**WORK TASK 1:** In the comment page, what topics does Mike Johnson enjoy writing about?
**WORK TASK 2:** Print the comment page from "I can see the" to "on all versions.".
**WORK TASK 3:** Summarize the comment page in two sentences.

Start of PROVIDED TEXT

Mike Johnson is a writer for The Redmond Cloud - the most comprehensive source of news and information about Microsoft Azure and the Microsoft Cloud. He enjoys writing about Azure Security, IOT and the Blockchain.
I can see the need to have plug in free on metro for WOA due to security and battery life etc, after all it was partially battery life that kept flash becoming mainstream in the mobile market wasn’t it?
I don’t know how hard it would be to code but you would have thought they could have a system in place that detects if its traditional windows or WOA and give it a plug in enabled metro version for x86 users. It will be a lot of annoyance on the consumer side with the lay user if you have to have the cut down version on all versions.
unrelated note: anyone else finding that if you open the hot spot with the tiles of recently opened apps then you have to move the mouse on the tile from the left edge or the tile will disappear? wondering if is partially my setup (dual screens) and no touch 😛
iPple did the same with their devices and everyone complained, but still bought them. I think by now everyone understands that pluggins dont work on mobile devices. And moving forward, desktops as well. I wouldnt be surprised if Safari soon stops support for Plug-ins on all their versions soon too. Plug-ins have met their doom. Might as well get used to it.

End of PROVIDED TEXT
Start of MATERIAL SUPPLIED

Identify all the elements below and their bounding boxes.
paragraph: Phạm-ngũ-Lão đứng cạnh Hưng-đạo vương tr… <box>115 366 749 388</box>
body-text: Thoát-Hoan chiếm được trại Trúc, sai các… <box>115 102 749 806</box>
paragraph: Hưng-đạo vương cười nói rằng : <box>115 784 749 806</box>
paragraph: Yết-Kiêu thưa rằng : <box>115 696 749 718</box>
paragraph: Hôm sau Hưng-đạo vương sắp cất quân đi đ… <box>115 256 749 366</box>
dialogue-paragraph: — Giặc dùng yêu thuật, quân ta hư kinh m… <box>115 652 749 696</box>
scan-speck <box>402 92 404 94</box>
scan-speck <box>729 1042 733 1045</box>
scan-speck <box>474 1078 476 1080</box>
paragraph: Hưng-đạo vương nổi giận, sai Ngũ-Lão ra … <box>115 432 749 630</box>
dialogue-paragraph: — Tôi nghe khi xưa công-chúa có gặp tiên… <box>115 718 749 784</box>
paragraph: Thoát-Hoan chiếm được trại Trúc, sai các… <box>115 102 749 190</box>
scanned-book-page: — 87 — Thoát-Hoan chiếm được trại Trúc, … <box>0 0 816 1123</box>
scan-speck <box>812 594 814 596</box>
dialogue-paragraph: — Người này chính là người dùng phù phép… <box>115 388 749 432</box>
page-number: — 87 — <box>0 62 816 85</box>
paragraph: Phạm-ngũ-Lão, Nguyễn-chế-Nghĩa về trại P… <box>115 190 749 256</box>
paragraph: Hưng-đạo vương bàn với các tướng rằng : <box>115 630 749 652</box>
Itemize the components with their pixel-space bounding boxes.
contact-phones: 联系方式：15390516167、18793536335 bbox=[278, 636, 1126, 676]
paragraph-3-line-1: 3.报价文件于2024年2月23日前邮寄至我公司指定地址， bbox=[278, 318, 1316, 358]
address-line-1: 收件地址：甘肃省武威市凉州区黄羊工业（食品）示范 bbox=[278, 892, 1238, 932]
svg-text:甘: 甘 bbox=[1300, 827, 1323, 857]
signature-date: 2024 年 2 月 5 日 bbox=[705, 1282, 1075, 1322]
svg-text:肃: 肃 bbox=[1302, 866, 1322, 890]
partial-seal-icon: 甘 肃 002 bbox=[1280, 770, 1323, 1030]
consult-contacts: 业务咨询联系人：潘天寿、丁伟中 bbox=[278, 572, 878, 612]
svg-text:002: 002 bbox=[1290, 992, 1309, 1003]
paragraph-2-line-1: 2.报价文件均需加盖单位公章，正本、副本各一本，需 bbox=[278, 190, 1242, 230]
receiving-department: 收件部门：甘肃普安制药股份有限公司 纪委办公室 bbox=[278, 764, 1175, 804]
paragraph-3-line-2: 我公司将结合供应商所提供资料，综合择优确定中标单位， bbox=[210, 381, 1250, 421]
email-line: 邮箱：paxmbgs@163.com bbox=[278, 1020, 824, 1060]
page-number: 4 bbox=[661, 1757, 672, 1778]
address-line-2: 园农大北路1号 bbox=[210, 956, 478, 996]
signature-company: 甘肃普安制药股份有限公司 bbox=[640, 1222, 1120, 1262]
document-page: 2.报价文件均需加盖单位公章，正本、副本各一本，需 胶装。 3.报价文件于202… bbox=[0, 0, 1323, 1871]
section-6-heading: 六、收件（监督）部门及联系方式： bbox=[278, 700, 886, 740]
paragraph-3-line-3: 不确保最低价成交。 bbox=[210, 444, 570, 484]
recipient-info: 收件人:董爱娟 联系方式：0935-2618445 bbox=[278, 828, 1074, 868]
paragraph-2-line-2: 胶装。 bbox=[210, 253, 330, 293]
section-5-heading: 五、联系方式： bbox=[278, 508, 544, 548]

End of MATERIAL SUPPLIED

**WRITTEN ANSWER 1:** Azure Security, IOT and the Blockchain.

**WRITTEN ANSWER 2:**
I can see the need to have plug in free on metro for WOA due to security and battery life etc, after all it was partially battery life that kept flash becoming mainstream in the mobile market wasn’t it?
I don’t know how hard it would be to code but you would have thought they could have a system in place that detects if its traditional windows or WOA and give it a plug in enabled metro version for x86 users. It will be a lot of annoyance on the consumer side with the lay user if you have to have the cut down version on all versions.

**WRITTEN ANSWER 3:** One commenter accepts the need for plug-in free Metro on WOA for security and battery life, but suggests a plug-in enabled Metro version for x86 users and warns that a cut-down version on all versions would annoy lay users. Another commenter argues that everyone understands plug-ins don't work on mobile devices, predicts the same for desktops, and says plug-ins have met their doom.